Description of the task => In the data that follows, count the lines in which the word "Matching" occurs, and report that figure alone.

Excerpted records =>

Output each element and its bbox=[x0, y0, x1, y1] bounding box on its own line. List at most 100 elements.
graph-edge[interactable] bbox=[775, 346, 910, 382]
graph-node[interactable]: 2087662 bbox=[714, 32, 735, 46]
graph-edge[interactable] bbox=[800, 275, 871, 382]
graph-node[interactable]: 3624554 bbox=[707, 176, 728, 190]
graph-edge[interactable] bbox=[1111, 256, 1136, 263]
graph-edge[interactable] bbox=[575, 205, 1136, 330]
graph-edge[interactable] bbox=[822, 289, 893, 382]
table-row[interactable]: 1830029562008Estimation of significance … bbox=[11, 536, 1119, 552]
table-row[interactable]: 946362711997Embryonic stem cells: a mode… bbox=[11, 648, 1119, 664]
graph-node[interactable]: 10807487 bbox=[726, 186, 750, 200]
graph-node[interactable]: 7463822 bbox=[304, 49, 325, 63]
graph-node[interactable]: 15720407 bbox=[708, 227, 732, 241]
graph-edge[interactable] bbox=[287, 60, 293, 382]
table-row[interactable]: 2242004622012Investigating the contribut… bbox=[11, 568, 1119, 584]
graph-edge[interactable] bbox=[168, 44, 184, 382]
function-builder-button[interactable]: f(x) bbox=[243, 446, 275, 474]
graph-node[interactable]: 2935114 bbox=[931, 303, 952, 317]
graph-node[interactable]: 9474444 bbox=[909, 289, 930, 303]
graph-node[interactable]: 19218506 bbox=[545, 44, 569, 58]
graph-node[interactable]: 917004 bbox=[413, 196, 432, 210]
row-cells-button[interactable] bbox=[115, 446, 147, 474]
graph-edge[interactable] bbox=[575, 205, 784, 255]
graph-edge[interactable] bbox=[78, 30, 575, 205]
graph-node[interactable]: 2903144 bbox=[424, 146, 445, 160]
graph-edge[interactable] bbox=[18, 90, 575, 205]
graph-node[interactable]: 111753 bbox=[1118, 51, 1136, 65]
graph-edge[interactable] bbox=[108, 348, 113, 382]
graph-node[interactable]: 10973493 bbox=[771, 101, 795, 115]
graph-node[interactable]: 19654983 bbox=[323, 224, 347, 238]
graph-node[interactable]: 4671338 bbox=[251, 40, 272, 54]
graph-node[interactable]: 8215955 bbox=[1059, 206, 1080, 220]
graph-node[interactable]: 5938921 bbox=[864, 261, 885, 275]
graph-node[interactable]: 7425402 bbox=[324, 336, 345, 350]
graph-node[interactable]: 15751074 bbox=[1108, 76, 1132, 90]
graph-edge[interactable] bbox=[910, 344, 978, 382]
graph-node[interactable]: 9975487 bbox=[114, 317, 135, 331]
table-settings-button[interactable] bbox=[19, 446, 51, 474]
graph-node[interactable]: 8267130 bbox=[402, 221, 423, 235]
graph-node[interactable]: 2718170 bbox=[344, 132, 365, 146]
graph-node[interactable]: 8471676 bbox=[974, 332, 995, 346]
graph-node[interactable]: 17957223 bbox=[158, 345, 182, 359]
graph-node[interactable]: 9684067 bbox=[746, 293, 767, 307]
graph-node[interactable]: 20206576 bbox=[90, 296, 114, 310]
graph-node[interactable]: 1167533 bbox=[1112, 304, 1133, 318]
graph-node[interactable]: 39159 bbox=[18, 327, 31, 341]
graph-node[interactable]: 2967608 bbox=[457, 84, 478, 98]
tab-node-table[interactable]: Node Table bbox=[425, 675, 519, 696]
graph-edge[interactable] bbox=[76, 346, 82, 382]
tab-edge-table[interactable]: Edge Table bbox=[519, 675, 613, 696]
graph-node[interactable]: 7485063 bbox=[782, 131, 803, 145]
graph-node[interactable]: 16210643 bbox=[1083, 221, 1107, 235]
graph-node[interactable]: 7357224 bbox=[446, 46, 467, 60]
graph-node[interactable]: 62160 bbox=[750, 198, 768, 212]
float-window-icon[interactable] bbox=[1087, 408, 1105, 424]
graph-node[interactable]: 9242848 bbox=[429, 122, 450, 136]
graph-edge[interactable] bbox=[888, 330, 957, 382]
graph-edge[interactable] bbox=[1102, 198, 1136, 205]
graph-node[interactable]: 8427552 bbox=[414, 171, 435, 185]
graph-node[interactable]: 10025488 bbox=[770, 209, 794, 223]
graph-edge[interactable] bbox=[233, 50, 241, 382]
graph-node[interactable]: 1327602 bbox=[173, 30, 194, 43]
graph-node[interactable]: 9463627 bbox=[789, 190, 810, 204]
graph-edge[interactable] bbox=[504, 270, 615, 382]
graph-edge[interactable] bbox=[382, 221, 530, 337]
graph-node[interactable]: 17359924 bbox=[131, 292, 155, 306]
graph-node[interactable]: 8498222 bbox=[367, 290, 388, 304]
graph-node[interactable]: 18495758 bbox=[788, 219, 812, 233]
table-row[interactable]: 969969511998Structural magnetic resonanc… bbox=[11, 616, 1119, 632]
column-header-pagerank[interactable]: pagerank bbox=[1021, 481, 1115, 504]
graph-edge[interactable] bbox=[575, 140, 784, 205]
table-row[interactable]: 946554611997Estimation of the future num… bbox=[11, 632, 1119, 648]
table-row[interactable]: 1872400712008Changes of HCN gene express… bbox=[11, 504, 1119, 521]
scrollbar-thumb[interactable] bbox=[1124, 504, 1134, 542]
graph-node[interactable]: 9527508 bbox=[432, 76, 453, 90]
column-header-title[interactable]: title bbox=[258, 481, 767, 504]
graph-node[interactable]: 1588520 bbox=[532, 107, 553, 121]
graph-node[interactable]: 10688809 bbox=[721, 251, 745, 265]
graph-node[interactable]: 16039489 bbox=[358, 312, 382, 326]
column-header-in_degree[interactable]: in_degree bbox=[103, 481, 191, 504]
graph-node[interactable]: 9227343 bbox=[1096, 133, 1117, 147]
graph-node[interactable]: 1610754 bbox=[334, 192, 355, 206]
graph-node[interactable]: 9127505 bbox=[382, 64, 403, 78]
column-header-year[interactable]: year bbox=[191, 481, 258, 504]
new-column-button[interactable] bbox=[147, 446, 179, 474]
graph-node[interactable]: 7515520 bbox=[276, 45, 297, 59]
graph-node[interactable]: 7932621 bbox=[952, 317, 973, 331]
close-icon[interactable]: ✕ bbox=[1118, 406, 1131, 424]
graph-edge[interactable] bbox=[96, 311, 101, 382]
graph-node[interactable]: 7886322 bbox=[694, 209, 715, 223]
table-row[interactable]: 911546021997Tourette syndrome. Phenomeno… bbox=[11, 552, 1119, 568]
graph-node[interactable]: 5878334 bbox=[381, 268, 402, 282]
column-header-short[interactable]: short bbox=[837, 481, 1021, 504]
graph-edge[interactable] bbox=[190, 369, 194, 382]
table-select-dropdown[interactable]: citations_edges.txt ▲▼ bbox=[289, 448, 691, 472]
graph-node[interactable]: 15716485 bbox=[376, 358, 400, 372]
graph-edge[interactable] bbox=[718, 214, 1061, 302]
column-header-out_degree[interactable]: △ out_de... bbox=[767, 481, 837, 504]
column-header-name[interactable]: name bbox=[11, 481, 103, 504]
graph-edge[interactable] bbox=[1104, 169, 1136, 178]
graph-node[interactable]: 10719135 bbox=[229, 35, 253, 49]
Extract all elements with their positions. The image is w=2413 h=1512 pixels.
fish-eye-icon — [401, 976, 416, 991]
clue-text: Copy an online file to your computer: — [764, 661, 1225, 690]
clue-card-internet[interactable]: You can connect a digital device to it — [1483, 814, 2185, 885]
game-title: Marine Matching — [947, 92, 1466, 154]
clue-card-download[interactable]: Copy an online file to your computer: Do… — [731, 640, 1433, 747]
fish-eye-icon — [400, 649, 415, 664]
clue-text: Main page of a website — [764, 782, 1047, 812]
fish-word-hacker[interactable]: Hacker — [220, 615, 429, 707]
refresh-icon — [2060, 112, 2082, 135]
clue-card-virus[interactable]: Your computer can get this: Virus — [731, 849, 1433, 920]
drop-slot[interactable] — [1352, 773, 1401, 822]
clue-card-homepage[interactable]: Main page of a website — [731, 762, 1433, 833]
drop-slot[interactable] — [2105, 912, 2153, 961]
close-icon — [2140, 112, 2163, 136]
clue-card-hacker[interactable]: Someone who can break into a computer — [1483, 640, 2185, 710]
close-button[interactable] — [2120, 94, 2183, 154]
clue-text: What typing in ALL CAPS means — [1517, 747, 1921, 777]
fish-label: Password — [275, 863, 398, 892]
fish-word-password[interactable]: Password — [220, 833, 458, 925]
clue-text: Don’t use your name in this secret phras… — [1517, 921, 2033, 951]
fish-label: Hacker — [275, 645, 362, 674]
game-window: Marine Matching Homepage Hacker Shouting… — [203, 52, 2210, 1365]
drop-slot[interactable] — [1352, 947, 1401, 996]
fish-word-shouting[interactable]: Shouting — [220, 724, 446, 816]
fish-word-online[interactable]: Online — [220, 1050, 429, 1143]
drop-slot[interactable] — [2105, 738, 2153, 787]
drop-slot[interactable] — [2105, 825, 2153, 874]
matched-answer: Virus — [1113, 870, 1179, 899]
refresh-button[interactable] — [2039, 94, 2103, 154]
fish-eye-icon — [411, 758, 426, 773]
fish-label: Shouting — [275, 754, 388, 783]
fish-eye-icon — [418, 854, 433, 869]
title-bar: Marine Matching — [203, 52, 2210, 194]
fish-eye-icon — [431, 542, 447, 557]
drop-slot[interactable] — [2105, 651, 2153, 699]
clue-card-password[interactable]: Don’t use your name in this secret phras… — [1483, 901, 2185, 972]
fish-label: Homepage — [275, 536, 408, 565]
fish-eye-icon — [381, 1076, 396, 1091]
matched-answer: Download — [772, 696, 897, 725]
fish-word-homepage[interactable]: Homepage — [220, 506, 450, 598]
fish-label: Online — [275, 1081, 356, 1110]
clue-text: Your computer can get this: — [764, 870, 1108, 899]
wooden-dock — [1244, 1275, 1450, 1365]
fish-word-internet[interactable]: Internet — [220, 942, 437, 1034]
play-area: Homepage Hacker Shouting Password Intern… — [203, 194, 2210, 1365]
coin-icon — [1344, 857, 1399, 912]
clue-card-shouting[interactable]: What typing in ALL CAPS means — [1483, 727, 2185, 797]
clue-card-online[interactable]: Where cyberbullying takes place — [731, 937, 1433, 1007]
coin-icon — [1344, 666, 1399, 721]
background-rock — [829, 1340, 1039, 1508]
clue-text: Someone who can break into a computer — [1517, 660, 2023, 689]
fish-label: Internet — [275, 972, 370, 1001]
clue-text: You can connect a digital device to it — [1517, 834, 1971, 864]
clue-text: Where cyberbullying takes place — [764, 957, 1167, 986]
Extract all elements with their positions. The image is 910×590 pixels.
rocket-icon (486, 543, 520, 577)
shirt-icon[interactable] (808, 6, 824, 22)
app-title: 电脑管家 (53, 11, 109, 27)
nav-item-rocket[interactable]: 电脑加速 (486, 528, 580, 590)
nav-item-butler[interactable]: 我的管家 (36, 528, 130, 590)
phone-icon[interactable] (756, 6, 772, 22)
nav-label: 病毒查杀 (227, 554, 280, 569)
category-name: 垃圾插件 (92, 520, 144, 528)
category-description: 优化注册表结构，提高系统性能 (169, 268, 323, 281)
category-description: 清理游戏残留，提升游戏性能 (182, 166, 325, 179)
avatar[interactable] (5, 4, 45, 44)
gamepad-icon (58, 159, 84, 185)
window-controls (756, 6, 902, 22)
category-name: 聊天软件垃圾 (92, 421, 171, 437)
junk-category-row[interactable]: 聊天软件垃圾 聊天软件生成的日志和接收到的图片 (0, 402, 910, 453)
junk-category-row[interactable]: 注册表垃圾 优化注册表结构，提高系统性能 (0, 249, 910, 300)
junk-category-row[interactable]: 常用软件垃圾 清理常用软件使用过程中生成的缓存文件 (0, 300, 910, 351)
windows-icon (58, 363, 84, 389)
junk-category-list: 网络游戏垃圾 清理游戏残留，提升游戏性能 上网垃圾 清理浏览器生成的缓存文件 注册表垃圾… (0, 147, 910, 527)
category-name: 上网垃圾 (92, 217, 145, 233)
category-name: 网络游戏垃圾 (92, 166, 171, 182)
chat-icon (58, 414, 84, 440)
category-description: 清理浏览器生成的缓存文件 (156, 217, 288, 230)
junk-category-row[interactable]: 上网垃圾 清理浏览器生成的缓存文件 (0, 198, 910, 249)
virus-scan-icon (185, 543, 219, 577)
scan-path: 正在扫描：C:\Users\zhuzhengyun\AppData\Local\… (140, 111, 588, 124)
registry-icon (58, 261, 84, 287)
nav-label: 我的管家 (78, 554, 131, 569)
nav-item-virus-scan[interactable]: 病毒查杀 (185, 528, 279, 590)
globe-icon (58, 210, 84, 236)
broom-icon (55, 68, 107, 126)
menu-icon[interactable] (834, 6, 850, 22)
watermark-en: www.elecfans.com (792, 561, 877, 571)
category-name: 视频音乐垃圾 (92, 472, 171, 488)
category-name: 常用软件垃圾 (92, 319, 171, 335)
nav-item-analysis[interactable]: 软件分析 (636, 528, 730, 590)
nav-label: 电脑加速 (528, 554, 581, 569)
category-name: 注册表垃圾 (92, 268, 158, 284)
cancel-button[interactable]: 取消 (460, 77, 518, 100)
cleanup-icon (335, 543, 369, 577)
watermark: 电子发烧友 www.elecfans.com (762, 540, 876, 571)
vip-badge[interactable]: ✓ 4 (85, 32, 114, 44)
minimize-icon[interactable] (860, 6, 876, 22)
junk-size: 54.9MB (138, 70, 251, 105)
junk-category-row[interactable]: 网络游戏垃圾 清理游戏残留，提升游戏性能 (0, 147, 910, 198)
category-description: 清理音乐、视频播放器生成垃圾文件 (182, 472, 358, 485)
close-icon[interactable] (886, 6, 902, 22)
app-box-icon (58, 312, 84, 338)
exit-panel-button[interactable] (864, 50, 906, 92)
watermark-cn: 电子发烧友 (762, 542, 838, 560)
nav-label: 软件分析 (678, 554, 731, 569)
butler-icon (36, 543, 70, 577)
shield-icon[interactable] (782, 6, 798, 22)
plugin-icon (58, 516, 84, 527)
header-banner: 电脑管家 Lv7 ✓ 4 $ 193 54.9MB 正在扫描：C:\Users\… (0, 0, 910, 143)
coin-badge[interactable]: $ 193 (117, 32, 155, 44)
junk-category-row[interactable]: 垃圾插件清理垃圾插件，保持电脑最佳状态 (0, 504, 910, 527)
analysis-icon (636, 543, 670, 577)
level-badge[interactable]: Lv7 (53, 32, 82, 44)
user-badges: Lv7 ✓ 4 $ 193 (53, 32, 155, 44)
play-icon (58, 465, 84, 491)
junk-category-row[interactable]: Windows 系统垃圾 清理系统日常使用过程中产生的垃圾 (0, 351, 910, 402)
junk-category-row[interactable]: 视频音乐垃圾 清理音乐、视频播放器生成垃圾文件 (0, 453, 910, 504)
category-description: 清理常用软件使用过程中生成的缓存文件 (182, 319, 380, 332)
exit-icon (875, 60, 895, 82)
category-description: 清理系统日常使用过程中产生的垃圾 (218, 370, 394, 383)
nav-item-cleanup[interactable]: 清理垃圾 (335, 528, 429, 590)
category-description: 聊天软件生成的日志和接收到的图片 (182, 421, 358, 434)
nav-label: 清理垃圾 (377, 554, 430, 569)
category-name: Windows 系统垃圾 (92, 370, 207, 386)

Result for this task => 3